**Instructions to follow:** Give an exact copy of every line, leaving images out.

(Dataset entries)
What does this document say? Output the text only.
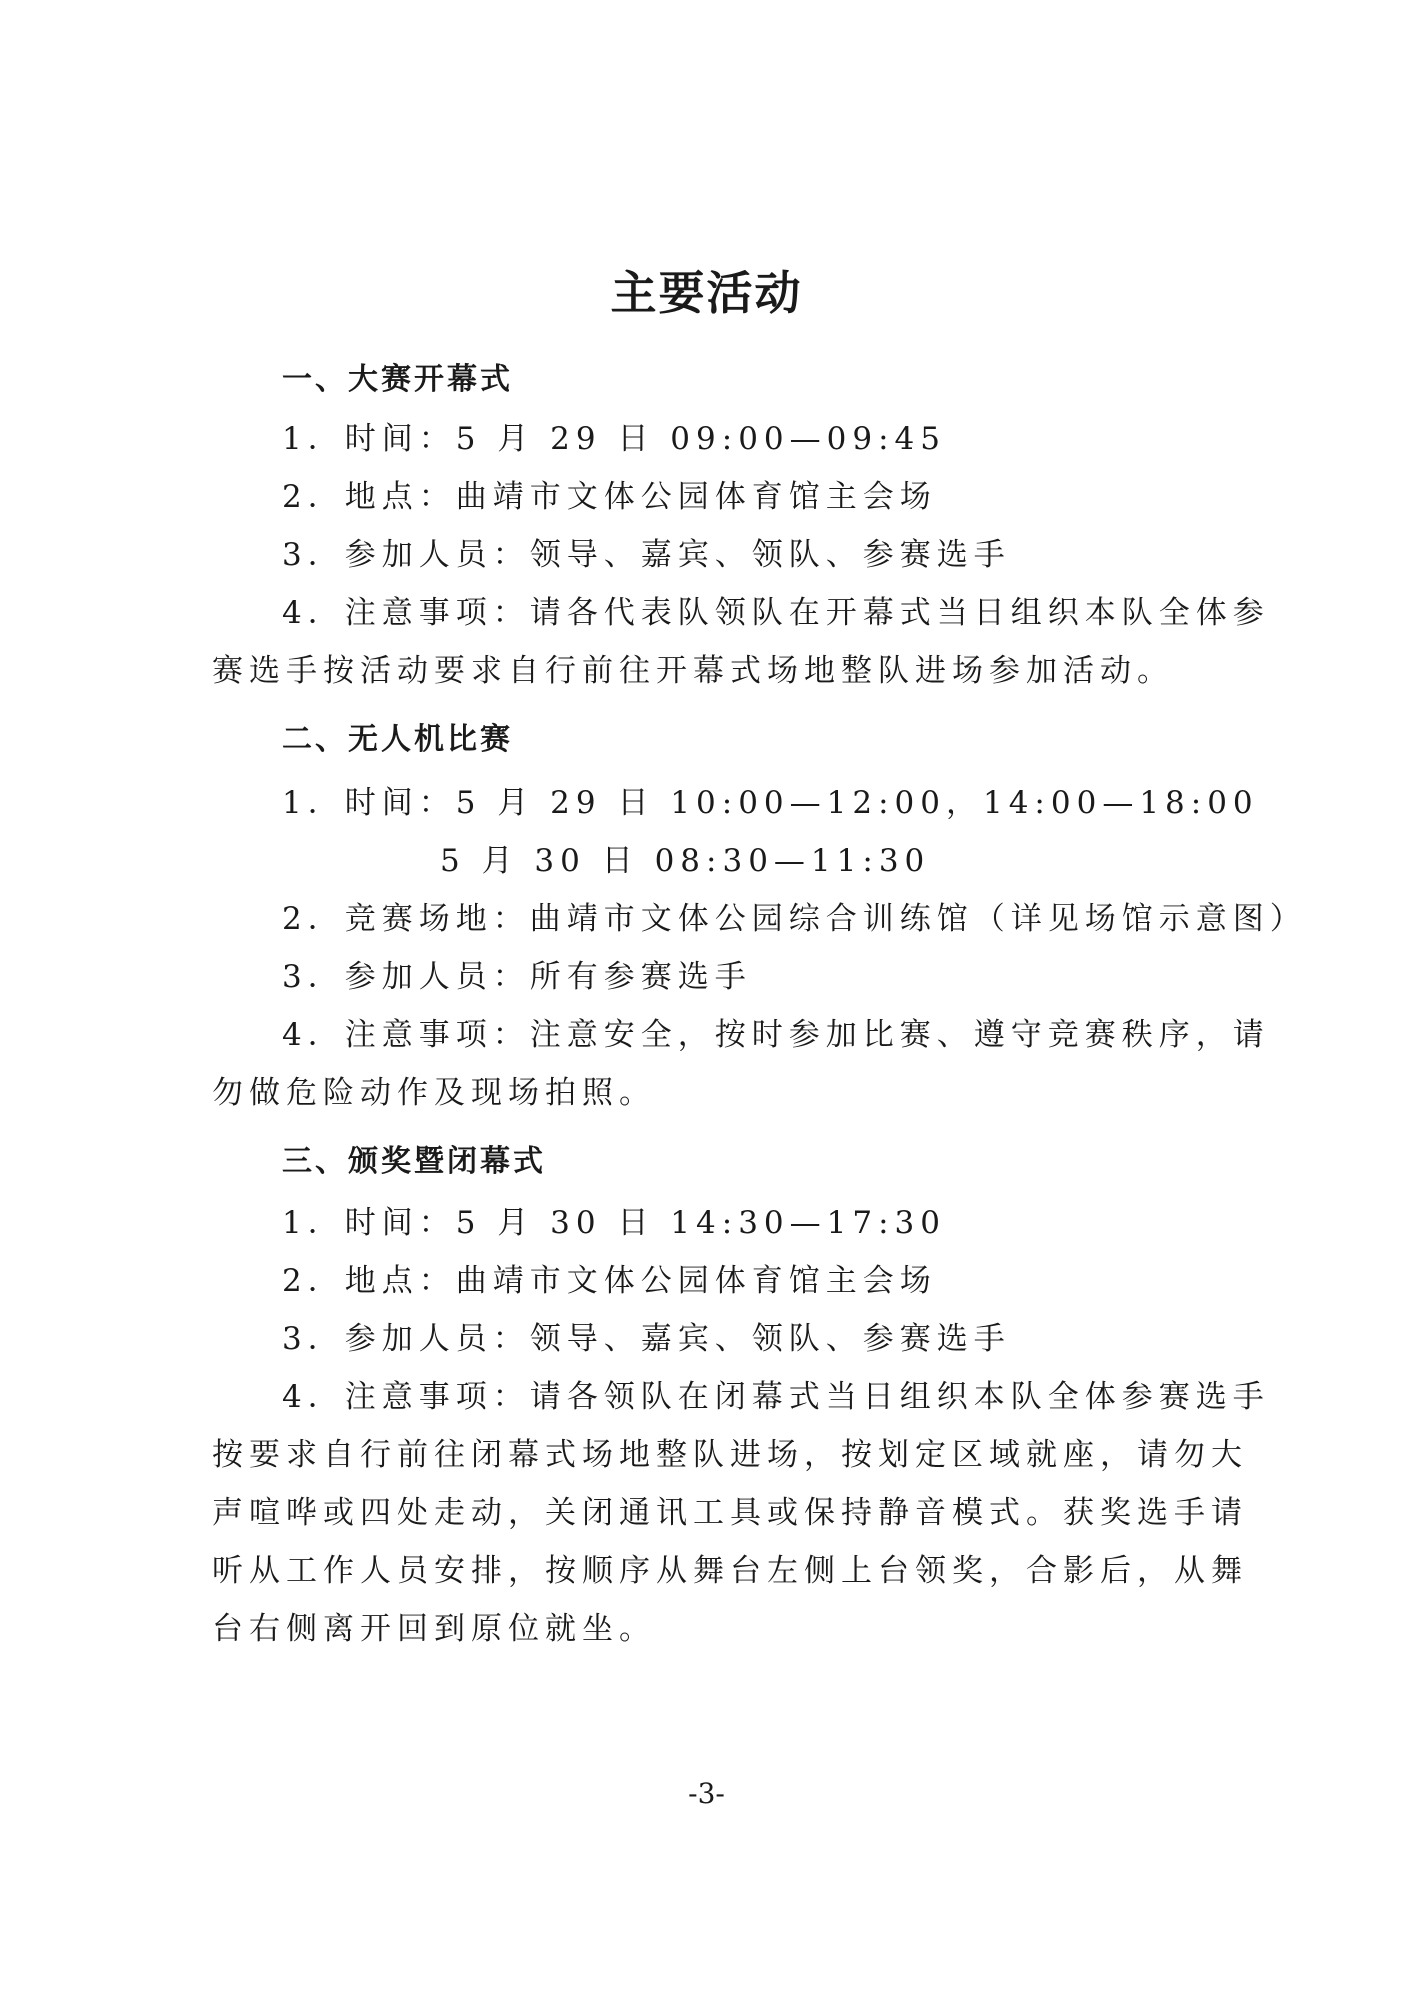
主要活动
一、大赛开幕式
1．时间：5 月 29 日 09:00—09:45
2．地点：曲靖市文体公园体育馆主会场
3．参加人员：领导、嘉宾、领队、参赛选手
4．注意事项：请各代表队领队在开幕式当日组织本队全体参
赛选手按活动要求自行前往开幕式场地整队进场参加活动。
二、无人机比赛
1．时间：5 月 29 日 10:00—12:00，14:00—18:00
5 月 30 日 08:30—11:30
2．竞赛场地：曲靖市文体公园综合训练馆（详见场馆示意图）
3．参加人员：所有参赛选手
4．注意事项：注意安全，按时参加比赛、遵守竞赛秩序，请
勿做危险动作及现场拍照。
三、颁奖暨闭幕式
1．时间：5 月 30 日 14:30—17:30
2．地点：曲靖市文体公园体育馆主会场
3．参加人员：领导、嘉宾、领队、参赛选手
4．注意事项：请各领队在闭幕式当日组织本队全体参赛选手
按要求自行前往闭幕式场地整队进场，按划定区域就座，请勿大
声喧哗或四处走动，关闭通讯工具或保持静音模式。获奖选手请
听从工作人员安排，按顺序从舞台左侧上台领奖，合影后，从舞
台右侧离开回到原位就坐。
-3-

**Reply to the exercise:**
What does this document say? Output the text only.
主要活动
一、大赛开幕式
1．时间：5 月 29 日 09:00—09:45
2．地点：曲靖市文体公园体育馆主会场
3．参加人员：领导、嘉宾、领队、参赛选手
4．注意事项：请各代表队领队在开幕式当日组织本队全体参
赛选手按活动要求自行前往开幕式场地整队进场参加活动。
二、无人机比赛
1．时间：5 月 29 日 10:00—12:00，14:00—18:00
5 月 30 日 08:30—11:30
2．竞赛场地：曲靖市文体公园综合训练馆（详见场馆示意图）
3．参加人员：所有参赛选手
4．注意事项：注意安全，按时参加比赛、遵守竞赛秩序，请
勿做危险动作及现场拍照。
三、颁奖暨闭幕式
1．时间：5 月 30 日 14:30—17:30
2．地点：曲靖市文体公园体育馆主会场
3．参加人员：领导、嘉宾、领队、参赛选手
4．注意事项：请各领队在闭幕式当日组织本队全体参赛选手
按要求自行前往闭幕式场地整队进场，按划定区域就座，请勿大
声喧哗或四处走动，关闭通讯工具或保持静音模式。获奖选手请
听从工作人员安排，按顺序从舞台左侧上台领奖，合影后，从舞
台右侧离开回到原位就坐。
-3-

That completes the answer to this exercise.